Written exercise: Reproduce the records exactly.

◆ ◆ ◆ ◆ ◆

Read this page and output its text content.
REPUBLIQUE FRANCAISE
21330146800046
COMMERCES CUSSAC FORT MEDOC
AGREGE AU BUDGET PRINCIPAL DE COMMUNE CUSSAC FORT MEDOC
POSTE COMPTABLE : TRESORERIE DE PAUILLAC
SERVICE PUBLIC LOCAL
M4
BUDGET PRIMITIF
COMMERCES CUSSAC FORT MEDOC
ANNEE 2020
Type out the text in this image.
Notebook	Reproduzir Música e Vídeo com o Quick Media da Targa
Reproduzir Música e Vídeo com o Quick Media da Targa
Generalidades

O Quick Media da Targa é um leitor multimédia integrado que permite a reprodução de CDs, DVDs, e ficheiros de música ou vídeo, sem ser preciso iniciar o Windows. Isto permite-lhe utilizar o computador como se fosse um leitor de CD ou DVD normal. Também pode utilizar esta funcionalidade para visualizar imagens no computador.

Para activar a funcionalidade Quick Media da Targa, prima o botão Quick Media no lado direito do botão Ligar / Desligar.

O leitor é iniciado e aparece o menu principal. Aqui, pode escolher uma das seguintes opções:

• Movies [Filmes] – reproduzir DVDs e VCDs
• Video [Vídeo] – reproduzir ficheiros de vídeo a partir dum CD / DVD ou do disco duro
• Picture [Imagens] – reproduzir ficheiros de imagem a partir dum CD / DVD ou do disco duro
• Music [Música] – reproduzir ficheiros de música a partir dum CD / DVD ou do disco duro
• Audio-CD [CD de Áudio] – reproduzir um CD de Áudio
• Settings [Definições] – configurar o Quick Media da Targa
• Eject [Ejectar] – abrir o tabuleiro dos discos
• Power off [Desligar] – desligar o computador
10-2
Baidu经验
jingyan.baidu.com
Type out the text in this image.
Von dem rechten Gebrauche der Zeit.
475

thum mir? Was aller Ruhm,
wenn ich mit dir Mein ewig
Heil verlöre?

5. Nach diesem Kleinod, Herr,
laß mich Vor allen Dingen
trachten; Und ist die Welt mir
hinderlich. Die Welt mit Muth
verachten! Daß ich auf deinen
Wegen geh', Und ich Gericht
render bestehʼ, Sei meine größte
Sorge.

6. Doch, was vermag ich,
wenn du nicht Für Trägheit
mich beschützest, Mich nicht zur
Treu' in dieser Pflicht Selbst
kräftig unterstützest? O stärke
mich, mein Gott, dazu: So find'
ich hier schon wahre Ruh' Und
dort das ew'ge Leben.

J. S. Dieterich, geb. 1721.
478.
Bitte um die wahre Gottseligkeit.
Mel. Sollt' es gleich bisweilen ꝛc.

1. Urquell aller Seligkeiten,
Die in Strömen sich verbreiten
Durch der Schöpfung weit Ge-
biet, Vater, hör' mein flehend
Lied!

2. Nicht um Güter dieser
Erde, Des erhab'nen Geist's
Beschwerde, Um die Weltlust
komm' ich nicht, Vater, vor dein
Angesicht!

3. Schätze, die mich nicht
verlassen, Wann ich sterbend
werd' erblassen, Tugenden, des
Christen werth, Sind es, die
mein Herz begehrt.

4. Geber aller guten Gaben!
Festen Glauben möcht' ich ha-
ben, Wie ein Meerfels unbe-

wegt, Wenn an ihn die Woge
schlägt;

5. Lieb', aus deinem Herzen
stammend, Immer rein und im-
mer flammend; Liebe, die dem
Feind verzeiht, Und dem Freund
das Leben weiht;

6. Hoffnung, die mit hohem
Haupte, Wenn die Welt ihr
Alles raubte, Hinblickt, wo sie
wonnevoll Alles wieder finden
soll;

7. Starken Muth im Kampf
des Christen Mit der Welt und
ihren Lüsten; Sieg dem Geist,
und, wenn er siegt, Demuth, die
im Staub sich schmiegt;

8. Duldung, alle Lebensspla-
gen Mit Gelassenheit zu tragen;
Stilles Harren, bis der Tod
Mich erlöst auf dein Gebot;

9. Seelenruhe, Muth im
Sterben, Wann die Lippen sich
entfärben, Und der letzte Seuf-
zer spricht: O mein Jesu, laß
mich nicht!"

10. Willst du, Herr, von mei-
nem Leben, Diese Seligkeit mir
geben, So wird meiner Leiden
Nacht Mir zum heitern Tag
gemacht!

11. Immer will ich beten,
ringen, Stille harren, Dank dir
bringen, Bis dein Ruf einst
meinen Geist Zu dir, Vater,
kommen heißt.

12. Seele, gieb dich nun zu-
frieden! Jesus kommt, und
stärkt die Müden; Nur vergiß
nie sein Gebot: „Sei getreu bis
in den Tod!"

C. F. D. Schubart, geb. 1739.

◆ ◆ ◆ ◆ ◆

Solution to the exercise:
Read this page and output its text content.
REPUBLIQUE FRANCAISE
21330146800046
COMMERCES CUSSAC FORT MEDOC
AGREGE AU BUDGET PRINCIPAL DE COMMUNE CUSSAC FORT MEDOC
POSTE COMPTABLE : TRESORERIE DE PAUILLAC
SERVICE PUBLIC LOCAL
M4
BUDGET PRIMITIF
COMMERCES CUSSAC FORT MEDOC
ANNEE 2020
Type out the text in this image.
Notebook	Reproduzir Música e Vídeo com o Quick Media da Targa
Reproduzir Música e Vídeo com o Quick Media da Targa
Generalidades

O Quick Media da Targa é um leitor multimédia integrado que permite a reprodução de CDs, DVDs, e ficheiros de música ou vídeo, sem ser preciso iniciar o Windows. Isto permite-lhe utilizar o computador como se fosse um leitor de CD ou DVD normal. Também pode utilizar esta funcionalidade para visualizar imagens no computador.

Para activar a funcionalidade Quick Media da Targa, prima o botão Quick Media no lado direito do botão Ligar / Desligar.

O leitor é iniciado e aparece o menu principal. Aqui, pode escolher uma das seguintes opções:

• Movies [Filmes] – reproduzir DVDs e VCDs
• Video [Vídeo] – reproduzir ficheiros de vídeo a partir dum CD / DVD ou do disco duro
• Picture [Imagens] – reproduzir ficheiros de imagem a partir dum CD / DVD ou do disco duro
• Music [Música] – reproduzir ficheiros de música a partir dum CD / DVD ou do disco duro
• Audio-CD [CD de Áudio] – reproduzir um CD de Áudio
• Settings [Definições] – configurar o Quick Media da Targa
• Eject [Ejectar] – abrir o tabuleiro dos discos
• Power off [Desligar] – desligar o computador
10-2
Baidu经验
jingyan.baidu.com
Type out the text in this image.
Von dem rechten Gebrauche der Zeit.
475

thum mir? Was aller Ruhm,
wenn ich mit dir Mein ewig
Heil verlöre?

5. Nach diesem Kleinod, Herr,
laß mich Vor allen Dingen
trachten; Und ist die Welt mir
hinderlich. Die Welt mit Muth
verachten! Daß ich auf deinen
Wegen geh', Und ich Gericht
render bestehʼ, Sei meine größte
Sorge.

6. Doch, was vermag ich,
wenn du nicht Für Trägheit
mich beschützest, Mich nicht zur
Treu' in dieser Pflicht Selbst
kräftig unterstützest? O stärke
mich, mein Gott, dazu: So find'
ich hier schon wahre Ruh' Und
dort das ew'ge Leben.

J. S. Dieterich, geb. 1721.
478.
Bitte um die wahre Gottseligkeit.
Mel. Sollt' es gleich bisweilen ꝛc.

1. Urquell aller Seligkeiten,
Die in Strömen sich verbreiten
Durch der Schöpfung weit Ge-
biet, Vater, hör' mein flehend
Lied!

2. Nicht um Güter dieser
Erde, Des erhab'nen Geist's
Beschwerde, Um die Weltlust
komm' ich nicht, Vater, vor dein
Angesicht!

3. Schätze, die mich nicht
verlassen, Wann ich sterbend
werd' erblassen, Tugenden, des
Christen werth, Sind es, die
mein Herz begehrt.

4. Geber aller guten Gaben!
Festen Glauben möcht' ich ha-
ben, Wie ein Meerfels unbe-

wegt, Wenn an ihn die Woge
schlägt;

5. Lieb', aus deinem Herzen
stammend, Immer rein und im-
mer flammend; Liebe, die dem
Feind verzeiht, Und dem Freund
das Leben weiht;

6. Hoffnung, die mit hohem
Haupte, Wenn die Welt ihr
Alles raubte, Hinblickt, wo sie
wonnevoll Alles wieder finden
soll;

7. Starken Muth im Kampf
des Christen Mit der Welt und
ihren Lüsten; Sieg dem Geist,
und, wenn er siegt, Demuth, die
im Staub sich schmiegt;

8. Duldung, alle Lebensspla-
gen Mit Gelassenheit zu tragen;
Stilles Harren, bis der Tod
Mich erlöst auf dein Gebot;

9. Seelenruhe, Muth im
Sterben, Wann die Lippen sich
entfärben, Und der letzte Seuf-
zer spricht: O mein Jesu, laß
mich nicht!"

10. Willst du, Herr, von mei-
nem Leben, Diese Seligkeit mir
geben, So wird meiner Leiden
Nacht Mir zum heitern Tag
gemacht!

11. Immer will ich beten,
ringen, Stille harren, Dank dir
bringen, Bis dein Ruf einst
meinen Geist Zu dir, Vater,
kommen heißt.

12. Seele, gieb dich nun zu-
frieden! Jesus kommt, und
stärkt die Müden; Nur vergiß
nie sein Gebot: „Sei getreu bis
in den Tod!"

C. F. D. Schubart, geb. 1739.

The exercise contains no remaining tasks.